DATA –
<<<<
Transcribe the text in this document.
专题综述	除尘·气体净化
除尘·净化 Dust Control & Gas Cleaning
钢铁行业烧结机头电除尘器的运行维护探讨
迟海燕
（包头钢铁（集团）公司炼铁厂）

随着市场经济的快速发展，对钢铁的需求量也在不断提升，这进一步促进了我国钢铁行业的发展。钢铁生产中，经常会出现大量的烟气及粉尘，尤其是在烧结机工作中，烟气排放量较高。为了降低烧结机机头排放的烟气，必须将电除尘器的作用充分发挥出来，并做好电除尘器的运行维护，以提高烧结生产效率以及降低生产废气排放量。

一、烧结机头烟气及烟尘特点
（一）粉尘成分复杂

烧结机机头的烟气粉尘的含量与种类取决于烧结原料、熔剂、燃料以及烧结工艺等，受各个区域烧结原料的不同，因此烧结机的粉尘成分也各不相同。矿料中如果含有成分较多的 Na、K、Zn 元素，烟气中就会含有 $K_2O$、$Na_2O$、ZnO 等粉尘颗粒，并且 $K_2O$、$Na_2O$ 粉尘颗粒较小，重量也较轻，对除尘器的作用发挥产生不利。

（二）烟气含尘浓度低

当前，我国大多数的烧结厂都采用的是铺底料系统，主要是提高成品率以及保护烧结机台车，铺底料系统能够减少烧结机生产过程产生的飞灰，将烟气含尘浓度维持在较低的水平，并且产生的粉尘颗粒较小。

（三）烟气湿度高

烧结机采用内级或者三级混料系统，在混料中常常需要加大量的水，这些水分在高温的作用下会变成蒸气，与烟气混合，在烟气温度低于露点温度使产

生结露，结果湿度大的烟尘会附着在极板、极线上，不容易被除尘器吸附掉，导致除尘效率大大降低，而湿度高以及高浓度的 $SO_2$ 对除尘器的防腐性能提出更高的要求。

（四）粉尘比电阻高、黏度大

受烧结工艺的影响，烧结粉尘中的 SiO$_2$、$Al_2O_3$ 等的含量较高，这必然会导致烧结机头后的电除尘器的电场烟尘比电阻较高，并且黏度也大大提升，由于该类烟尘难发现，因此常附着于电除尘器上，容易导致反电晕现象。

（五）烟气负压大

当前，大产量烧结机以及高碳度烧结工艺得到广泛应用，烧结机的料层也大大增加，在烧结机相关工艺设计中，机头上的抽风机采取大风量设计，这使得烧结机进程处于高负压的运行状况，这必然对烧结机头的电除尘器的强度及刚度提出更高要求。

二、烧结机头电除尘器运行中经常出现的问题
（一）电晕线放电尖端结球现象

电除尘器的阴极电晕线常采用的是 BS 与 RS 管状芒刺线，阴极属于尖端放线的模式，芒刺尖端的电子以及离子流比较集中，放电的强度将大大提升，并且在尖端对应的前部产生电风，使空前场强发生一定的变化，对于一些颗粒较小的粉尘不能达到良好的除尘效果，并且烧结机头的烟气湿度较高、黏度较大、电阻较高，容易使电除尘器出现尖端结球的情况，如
>>>>
WHAT TO PRODUCE – Here, the records must be output exactly and in full.

RESULT FOR THIS EXERCISE –
Transcribe the text in this document.
专题综述	除尘·气体净化
除尘·净化 Dust Control & Gas Cleaning
钢铁行业烧结机头电除尘器的运行维护探讨
迟海燕
（包头钢铁（集团）公司炼铁厂）

随着市场经济的快速发展，对钢铁的需求量也在不断提升，这进一步促进了我国钢铁行业的发展。钢铁生产中，经常会出现大量的烟气及粉尘，尤其是在烧结机工作中，烟气排放量较高。为了降低烧结机机头排放的烟气，必须将电除尘器的作用充分发挥出来，并做好电除尘器的运行维护，以提高烧结生产效率以及降低生产废气排放量。

一、烧结机头烟气及烟尘特点
（一）粉尘成分复杂

烧结机机头的烟气粉尘的含量与种类取决于烧结原料、熔剂、燃料以及烧结工艺等，受各个区域烧结原料的不同，因此烧结机的粉尘成分也各不相同。矿料中如果含有成分较多的 Na、K、Zn 元素，烟气中就会含有 $K_2O$、$Na_2O$、ZnO 等粉尘颗粒，并且 $K_2O$、$Na_2O$ 粉尘颗粒较小，重量也较轻，对除尘器的作用发挥产生不利。

（二）烟气含尘浓度低

当前，我国大多数的烧结厂都采用的是铺底料系统，主要是提高成品率以及保护烧结机台车，铺底料系统能够减少烧结机生产过程产生的飞灰，将烟气含尘浓度维持在较低的水平，并且产生的粉尘颗粒较小。

（三）烟气湿度高

烧结机采用内级或者三级混料系统，在混料中常常需要加大量的水，这些水分在高温的作用下会变成蒸气，与烟气混合，在烟气温度低于露点温度使产

生结露，结果湿度大的烟尘会附着在极板、极线上，不容易被除尘器吸附掉，导致除尘效率大大降低，而湿度高以及高浓度的 $SO_2$ 对除尘器的防腐性能提出更高的要求。

（四）粉尘比电阻高、黏度大

受烧结工艺的影响，烧结粉尘中的 SiO$_2$、$Al_2O_3$ 等的含量较高，这必然会导致烧结机头后的电除尘器的电场烟尘比电阻较高，并且黏度也大大提升，由于该类烟尘难发现，因此常附着于电除尘器上，容易导致反电晕现象。

（五）烟气负压大

当前，大产量烧结机以及高碳度烧结工艺得到广泛应用，烧结机的料层也大大增加，在烧结机相关工艺设计中，机头上的抽风机采取大风量设计，这使得烧结机进程处于高负压的运行状况，这必然对烧结机头的电除尘器的强度及刚度提出更高要求。

二、烧结机头电除尘器运行中经常出现的问题
（一）电晕线放电尖端结球现象

电除尘器的阴极电晕线常采用的是 BS 与 RS 管状芒刺线，阴极属于尖端放线的模式，芒刺尖端的电子以及离子流比较集中，放电的强度将大大提升，并且在尖端对应的前部产生电风，使空前场强发生一定的变化，对于一些颗粒较小的粉尘不能达到良好的除尘效果，并且烧结机头的烟气湿度较高、黏度较大、电阻较高，容易使电除尘器出现尖端结球的情况，如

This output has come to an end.